> _EXERCISE GOAL_: What lines of the data include the string "JSON"? Copy them all.

┏━━

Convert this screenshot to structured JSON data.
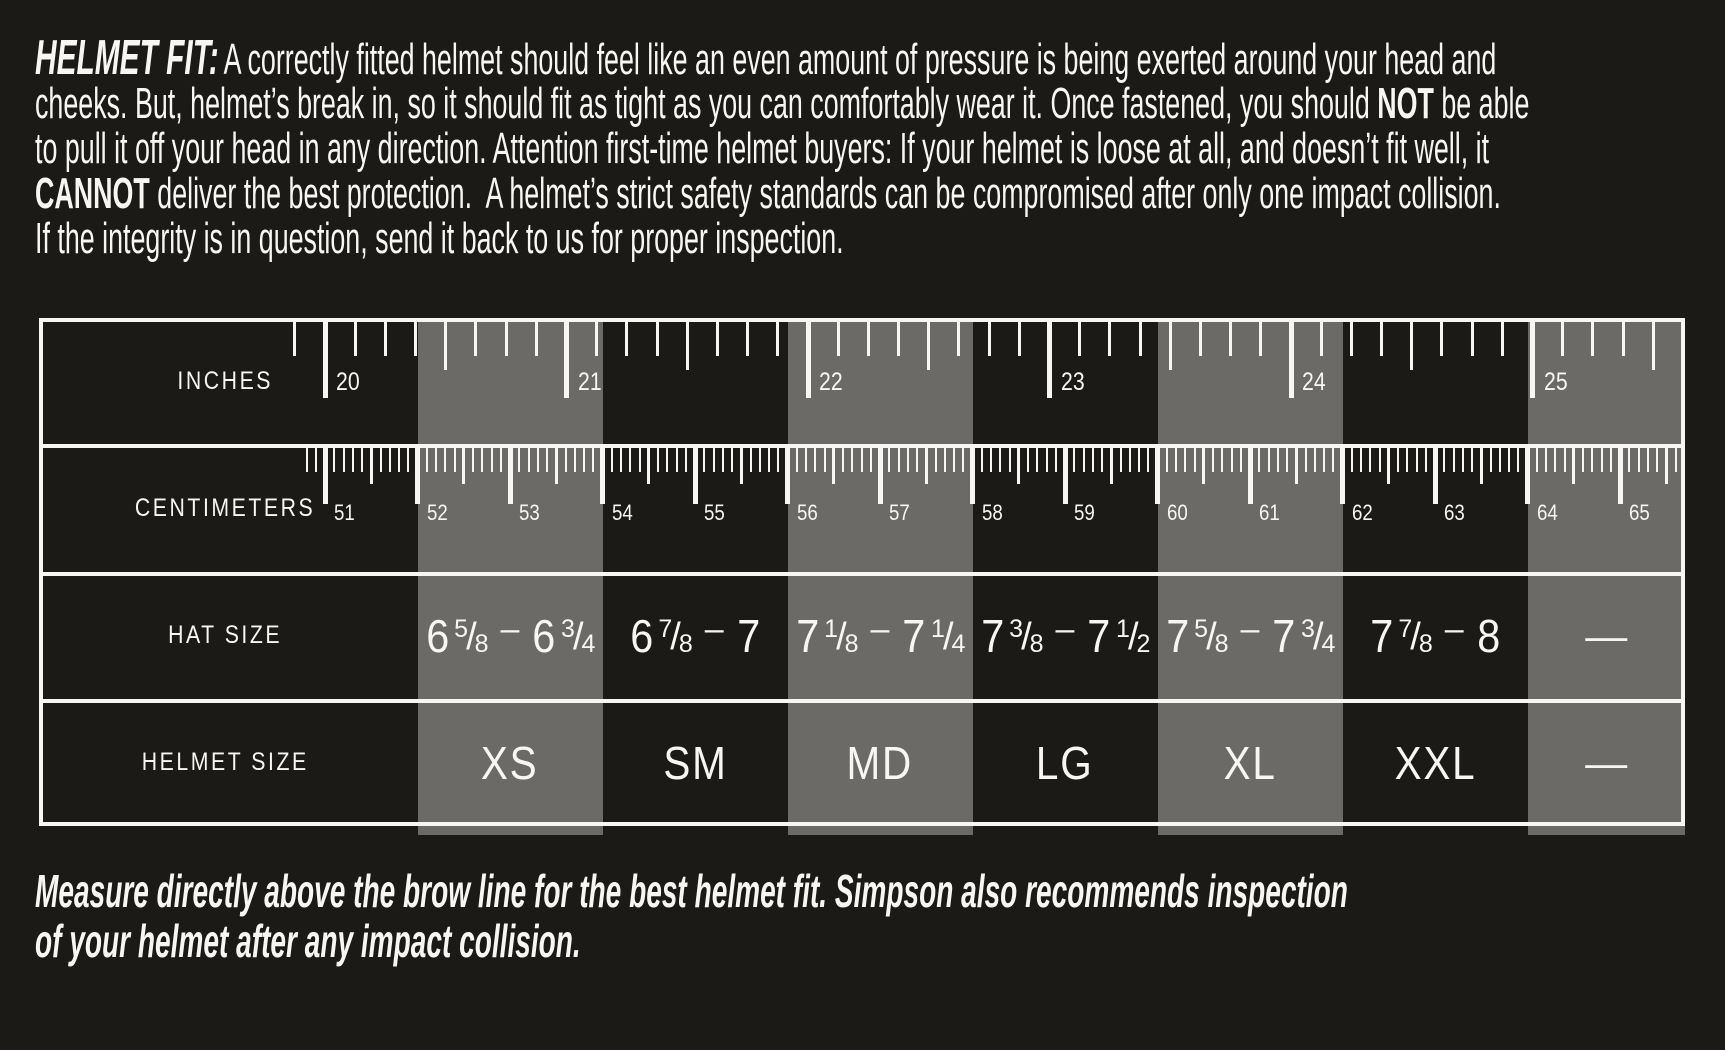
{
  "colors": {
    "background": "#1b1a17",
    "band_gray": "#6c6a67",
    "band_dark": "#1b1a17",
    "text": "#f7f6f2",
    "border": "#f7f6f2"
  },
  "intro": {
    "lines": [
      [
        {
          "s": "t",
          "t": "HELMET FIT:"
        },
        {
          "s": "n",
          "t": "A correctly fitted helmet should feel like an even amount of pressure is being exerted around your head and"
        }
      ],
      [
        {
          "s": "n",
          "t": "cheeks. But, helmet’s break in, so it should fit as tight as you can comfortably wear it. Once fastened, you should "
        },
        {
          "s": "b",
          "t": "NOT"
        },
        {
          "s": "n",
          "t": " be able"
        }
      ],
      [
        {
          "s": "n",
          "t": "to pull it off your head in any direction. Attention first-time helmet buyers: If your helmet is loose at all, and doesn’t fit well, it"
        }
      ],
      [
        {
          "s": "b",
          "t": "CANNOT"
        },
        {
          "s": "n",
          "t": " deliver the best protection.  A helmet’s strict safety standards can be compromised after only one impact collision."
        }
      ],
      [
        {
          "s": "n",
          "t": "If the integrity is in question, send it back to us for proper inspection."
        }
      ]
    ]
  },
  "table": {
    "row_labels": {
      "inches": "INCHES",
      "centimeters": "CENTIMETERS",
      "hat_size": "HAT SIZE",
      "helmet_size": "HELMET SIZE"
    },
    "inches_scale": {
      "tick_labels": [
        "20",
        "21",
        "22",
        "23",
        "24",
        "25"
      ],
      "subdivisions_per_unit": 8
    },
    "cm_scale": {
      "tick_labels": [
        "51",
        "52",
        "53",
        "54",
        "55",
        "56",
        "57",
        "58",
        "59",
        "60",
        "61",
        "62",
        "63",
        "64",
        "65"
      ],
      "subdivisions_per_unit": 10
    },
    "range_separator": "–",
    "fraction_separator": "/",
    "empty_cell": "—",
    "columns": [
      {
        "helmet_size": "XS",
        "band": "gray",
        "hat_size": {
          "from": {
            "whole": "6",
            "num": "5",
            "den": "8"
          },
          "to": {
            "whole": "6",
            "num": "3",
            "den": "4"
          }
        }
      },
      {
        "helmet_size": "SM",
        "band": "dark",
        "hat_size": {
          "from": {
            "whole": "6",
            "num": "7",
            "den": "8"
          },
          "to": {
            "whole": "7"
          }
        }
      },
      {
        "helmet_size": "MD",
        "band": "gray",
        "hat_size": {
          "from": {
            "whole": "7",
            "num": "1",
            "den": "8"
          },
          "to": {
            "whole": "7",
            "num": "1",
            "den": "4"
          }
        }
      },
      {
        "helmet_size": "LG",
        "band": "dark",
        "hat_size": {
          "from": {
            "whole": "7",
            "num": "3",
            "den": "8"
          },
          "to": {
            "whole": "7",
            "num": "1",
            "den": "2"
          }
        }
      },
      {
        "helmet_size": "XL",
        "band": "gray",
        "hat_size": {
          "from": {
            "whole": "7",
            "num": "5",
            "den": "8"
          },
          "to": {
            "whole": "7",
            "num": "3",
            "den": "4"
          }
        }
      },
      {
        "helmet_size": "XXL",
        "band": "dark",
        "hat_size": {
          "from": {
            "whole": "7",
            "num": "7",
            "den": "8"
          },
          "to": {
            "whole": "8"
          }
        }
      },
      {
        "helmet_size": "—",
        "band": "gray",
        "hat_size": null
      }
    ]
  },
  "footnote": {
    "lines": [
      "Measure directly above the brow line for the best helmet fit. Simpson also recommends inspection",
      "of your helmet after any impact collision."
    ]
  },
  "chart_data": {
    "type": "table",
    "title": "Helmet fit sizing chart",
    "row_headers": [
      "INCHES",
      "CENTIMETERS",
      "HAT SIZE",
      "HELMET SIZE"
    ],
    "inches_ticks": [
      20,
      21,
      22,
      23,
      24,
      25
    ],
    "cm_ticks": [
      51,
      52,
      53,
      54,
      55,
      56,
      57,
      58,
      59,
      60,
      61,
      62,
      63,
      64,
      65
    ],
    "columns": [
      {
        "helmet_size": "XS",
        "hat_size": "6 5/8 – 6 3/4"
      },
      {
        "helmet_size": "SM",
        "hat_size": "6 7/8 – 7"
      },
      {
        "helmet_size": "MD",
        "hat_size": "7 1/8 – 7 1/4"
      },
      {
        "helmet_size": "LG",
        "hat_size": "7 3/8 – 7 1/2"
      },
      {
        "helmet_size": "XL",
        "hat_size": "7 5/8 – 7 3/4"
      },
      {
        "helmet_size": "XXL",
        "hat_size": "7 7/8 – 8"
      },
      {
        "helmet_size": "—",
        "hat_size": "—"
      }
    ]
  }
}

┗━━
┏━━

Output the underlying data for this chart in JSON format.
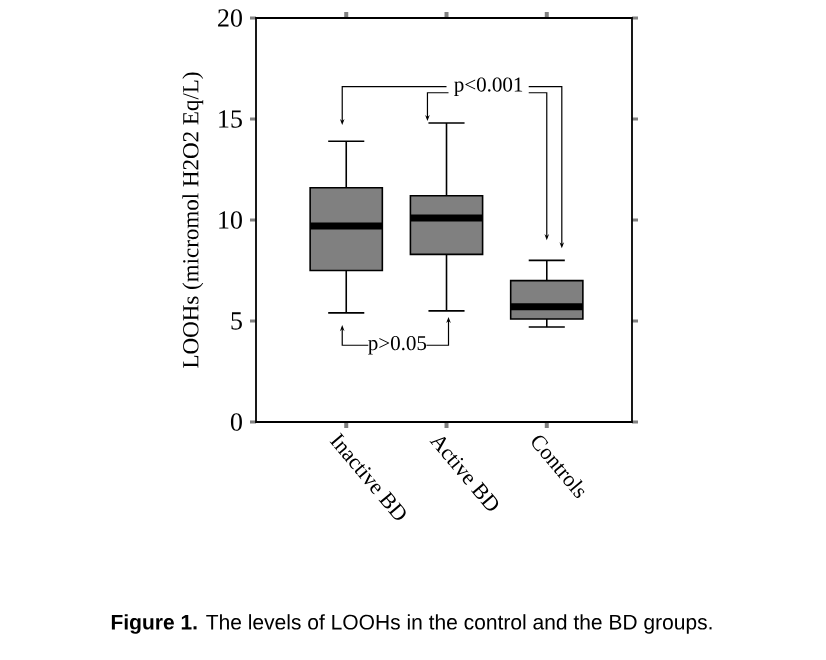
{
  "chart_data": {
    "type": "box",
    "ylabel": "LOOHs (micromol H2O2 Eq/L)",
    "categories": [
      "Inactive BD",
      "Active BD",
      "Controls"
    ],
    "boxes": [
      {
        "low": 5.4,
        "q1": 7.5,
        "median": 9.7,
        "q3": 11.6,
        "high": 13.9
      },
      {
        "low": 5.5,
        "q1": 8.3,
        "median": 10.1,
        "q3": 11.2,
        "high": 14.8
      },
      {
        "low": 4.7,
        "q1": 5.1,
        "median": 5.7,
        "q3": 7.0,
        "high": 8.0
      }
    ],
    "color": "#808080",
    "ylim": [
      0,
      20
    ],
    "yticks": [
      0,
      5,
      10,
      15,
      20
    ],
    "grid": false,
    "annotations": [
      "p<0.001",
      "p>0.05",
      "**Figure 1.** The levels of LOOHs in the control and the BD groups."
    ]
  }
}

┗━━
┏━━

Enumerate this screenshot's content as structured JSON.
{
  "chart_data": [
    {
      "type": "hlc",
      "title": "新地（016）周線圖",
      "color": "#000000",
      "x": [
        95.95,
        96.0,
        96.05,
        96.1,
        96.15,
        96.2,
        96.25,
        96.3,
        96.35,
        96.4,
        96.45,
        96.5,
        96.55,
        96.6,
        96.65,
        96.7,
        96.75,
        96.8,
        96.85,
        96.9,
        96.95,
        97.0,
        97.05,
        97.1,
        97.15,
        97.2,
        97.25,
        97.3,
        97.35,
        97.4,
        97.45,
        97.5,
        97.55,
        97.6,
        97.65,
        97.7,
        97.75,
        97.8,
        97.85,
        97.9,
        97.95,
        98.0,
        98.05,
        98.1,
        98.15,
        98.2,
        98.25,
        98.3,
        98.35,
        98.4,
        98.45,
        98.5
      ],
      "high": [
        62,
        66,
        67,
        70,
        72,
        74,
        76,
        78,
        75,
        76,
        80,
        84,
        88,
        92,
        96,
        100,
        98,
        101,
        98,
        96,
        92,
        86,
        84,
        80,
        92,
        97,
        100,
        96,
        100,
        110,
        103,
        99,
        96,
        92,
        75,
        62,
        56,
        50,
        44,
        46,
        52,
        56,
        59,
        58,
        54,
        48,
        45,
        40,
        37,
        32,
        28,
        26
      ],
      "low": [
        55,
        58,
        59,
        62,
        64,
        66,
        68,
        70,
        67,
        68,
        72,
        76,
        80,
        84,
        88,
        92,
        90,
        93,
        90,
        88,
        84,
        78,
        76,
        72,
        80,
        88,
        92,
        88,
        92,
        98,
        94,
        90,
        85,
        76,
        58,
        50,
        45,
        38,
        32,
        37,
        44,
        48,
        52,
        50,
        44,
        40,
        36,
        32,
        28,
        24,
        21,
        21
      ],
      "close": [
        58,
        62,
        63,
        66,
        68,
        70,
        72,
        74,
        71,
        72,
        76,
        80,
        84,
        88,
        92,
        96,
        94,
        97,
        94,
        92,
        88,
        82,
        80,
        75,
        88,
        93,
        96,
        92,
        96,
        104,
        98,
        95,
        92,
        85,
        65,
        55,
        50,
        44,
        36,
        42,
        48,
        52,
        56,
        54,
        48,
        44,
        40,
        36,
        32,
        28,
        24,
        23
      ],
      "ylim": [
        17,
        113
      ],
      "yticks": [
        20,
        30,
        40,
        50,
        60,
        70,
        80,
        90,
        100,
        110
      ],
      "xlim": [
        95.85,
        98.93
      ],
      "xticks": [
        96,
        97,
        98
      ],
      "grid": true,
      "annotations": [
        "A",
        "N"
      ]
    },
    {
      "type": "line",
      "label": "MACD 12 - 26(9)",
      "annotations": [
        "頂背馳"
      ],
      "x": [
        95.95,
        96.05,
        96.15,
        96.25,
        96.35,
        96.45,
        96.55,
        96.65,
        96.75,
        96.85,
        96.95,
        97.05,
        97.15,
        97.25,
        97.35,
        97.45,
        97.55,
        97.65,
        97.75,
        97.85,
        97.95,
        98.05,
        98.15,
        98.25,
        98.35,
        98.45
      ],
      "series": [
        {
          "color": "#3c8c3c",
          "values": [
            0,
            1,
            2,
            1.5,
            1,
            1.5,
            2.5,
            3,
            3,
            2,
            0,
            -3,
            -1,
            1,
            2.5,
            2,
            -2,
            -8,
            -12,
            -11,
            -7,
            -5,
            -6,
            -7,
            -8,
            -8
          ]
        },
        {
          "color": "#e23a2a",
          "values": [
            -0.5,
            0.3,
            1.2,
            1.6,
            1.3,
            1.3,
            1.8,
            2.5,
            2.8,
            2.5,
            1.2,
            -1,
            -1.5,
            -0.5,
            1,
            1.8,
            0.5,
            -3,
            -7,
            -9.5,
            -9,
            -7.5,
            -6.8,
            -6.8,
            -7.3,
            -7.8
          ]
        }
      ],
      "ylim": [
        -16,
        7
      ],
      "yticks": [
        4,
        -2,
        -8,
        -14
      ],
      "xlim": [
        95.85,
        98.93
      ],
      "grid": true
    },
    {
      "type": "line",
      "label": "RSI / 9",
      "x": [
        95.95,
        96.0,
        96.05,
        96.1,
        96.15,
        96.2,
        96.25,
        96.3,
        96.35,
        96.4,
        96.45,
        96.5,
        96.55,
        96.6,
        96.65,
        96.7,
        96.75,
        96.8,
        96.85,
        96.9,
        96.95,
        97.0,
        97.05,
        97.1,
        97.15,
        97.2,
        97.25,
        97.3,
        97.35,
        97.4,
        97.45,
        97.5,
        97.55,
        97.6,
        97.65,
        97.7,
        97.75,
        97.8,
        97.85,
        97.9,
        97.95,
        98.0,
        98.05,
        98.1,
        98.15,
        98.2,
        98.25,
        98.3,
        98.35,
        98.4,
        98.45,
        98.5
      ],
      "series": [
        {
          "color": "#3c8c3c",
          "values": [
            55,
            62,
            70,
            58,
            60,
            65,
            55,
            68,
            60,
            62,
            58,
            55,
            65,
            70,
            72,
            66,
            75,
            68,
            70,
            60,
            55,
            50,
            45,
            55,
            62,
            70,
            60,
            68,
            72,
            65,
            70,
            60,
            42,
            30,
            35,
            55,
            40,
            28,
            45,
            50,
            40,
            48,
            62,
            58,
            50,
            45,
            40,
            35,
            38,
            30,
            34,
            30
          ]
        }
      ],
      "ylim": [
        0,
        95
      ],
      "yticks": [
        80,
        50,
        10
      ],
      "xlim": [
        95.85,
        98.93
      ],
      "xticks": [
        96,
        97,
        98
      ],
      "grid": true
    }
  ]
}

┗━━

> _WORKED ANSWER_:
Convert this screenshot to structured JSON data.
Output the underlying data for this chart in JSON format.
Enumerate this screenshot's content as structured JSON.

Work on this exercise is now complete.